Passage shown:
───
Further, Mikoyan, like Khrushchev, made speeches about the fight against supposed “enemies.” Mikoyan represented the Politburo at the 20th anniversary ceremonies of the NKVD. In his speech, he condemned “enemies of the people” and praised NKVD chief Nikolai Yezhov for his “Stalin way of work” and for creating a “wonderful backbone of Chekists” that were “trained in true Bolshevik manner in the spirit of Dzerzhinsky.” In reality, Mikoyan had a less-than-positive attitude of Yezhov.
It was also Mikoyan who, along with others in the Politburo, signed Stalin’s orders on arrests, executions, and deportations. These included lists composed by Yezhov of supposed “enemies” to be shot. They also included the order to execute the Polish officers at Katyń and on the wholesale deportation orders of various nationalities such as Chechens, Crimean Tatars, Germans, and others. However, according to an Ossetian émigré cited by Medvedev, Mikoyan was the only one of Stalin’s ministers who expressed misgivings about at least the Chechen and Ingush deportations. In general, while Mikoyan may not have agreed with such orders, he really had no choice. The act of vocally opposing such policies would have had serious consequences in Stalin’s Soviet Union, not just for him, but for his entire family and all of his relatives too. Indeed, the threat was real. During the war, in addition to the death of his son Vladimir, Mikoyan experienced another brief tragedy in his family when two of his sons, Sergo and Vano, were arrested on the orders of Stalin for playing a children’s game of “government.” They were exiled and not returned to the Mikoyan family until after the war.
Mikoyan was also dispatched to his native Armenia with Malenkov in September 1937 to oversee the Purges there. The Soviet Armenian republic’s newspaper Kommunist wrote at the end of 1937 that, “Comrade Mikoyan rendered a great service to the Bolsheviks of Armenia” on the orders of “Great Stalin” by “unmasking and rooting out the enemies of the Armenian people,” a “cabal” of “Trotskyist-Bukharinist, Dashnak-Nationalist spies.” It should be noted though that the Purges in Armenia were already well underway by the time of Mikoyan’s arrival. In the words of the noted scholar on Soviet Armenia, Mary K. Matossian, in her book The Impact of Soviet Policies in Armenia:
From the foregoing it would appear that Mikoyan was a mere agent of Stalin and Beria in the Great Purge, although he appears as a leading protagonist in the culminating events of September, 1937. But it may also be observed that Mikoyan is not directly implicated in the death of [Aghasi] Khanchian or of [Sahak] Ter-Gabrielian. On the contrary, he appears in the role of the purger of Amatouni, who had denounced Khanchian, and of Moughdousi, who is said to have killed Ter-Gabrielian. Further, if Mikoyan had a personal following, there is no evidence that any members of such a following became heirs to power in Armenia. It may be concluded that Mikoyan cannot be disassociated from the guilt of the Great Purge, but that his role in it was relatively minor.
───
Stored data:
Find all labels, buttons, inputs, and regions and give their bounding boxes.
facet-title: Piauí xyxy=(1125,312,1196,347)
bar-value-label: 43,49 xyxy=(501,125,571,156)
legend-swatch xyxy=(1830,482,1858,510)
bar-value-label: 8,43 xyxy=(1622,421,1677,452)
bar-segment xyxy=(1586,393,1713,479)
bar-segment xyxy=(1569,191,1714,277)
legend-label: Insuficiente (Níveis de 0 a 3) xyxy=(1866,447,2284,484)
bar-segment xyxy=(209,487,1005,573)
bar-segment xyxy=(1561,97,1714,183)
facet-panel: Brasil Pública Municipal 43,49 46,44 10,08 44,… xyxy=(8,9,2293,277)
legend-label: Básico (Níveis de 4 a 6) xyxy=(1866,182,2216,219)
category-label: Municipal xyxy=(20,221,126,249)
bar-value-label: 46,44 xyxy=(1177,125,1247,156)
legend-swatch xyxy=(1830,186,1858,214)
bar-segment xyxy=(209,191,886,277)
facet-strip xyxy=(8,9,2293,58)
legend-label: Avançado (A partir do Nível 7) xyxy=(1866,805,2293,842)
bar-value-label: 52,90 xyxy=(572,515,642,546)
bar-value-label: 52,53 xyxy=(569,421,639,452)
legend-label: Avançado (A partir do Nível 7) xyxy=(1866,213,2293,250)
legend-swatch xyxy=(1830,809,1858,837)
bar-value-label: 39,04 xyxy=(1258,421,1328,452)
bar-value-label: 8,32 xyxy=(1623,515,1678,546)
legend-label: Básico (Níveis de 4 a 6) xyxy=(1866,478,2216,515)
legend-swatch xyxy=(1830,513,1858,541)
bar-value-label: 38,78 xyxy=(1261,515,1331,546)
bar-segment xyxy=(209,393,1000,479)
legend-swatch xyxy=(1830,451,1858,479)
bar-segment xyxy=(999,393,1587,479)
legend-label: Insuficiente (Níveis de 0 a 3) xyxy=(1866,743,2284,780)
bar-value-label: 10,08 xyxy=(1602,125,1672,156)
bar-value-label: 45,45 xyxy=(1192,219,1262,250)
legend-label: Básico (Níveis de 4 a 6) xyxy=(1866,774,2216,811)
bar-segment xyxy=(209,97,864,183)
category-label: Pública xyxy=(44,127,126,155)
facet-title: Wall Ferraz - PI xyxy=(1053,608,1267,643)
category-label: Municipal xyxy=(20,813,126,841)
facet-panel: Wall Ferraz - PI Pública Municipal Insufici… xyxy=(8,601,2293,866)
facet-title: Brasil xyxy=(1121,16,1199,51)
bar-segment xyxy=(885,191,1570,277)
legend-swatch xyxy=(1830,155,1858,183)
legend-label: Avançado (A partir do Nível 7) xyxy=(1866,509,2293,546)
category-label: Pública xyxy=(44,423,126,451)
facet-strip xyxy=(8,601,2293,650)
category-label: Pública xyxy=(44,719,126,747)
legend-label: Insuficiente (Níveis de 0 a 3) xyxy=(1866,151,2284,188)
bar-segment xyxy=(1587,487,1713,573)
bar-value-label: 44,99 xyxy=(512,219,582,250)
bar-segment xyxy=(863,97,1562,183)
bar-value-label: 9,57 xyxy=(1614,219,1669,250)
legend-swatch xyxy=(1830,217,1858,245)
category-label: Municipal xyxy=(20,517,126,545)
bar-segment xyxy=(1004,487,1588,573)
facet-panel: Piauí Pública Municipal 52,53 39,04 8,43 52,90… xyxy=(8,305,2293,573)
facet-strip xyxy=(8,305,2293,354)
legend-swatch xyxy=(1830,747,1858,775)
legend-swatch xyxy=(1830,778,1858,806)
───
Problems:
[A] In the passage about Mikoyan, which two of his sons were arrested on Stalin's orders for playing a children's game of "government"?
[B] Continue the passage about Mikoyan from where it stops.

Solved problems:
[A] Sergo and Vano.

[B]
Additionally, Mikoyan also sought to save as many people as he could, both inside and outside of Armenia. These included people who had not yet been arrested as well as friends and family members of those who already had. Among those that Mikoyan saved was the future hero of World War II, Ivan Bagramyan. He was a student at the Staff Academy in 1937, a time when, in Medvedev’s words, “a campaign of denunciation was raging there and super-vigilance was the order of the day.” Eventually, Bagramyan was accused of being a “Dashnak agent.” On the advice of his friend, the military commander and future dissident Pyotr Grigorenko, Bagramyan wrote to Mikoyan. Ultimately, it was Mikoyan who intervened to save Bagramyan from arrest.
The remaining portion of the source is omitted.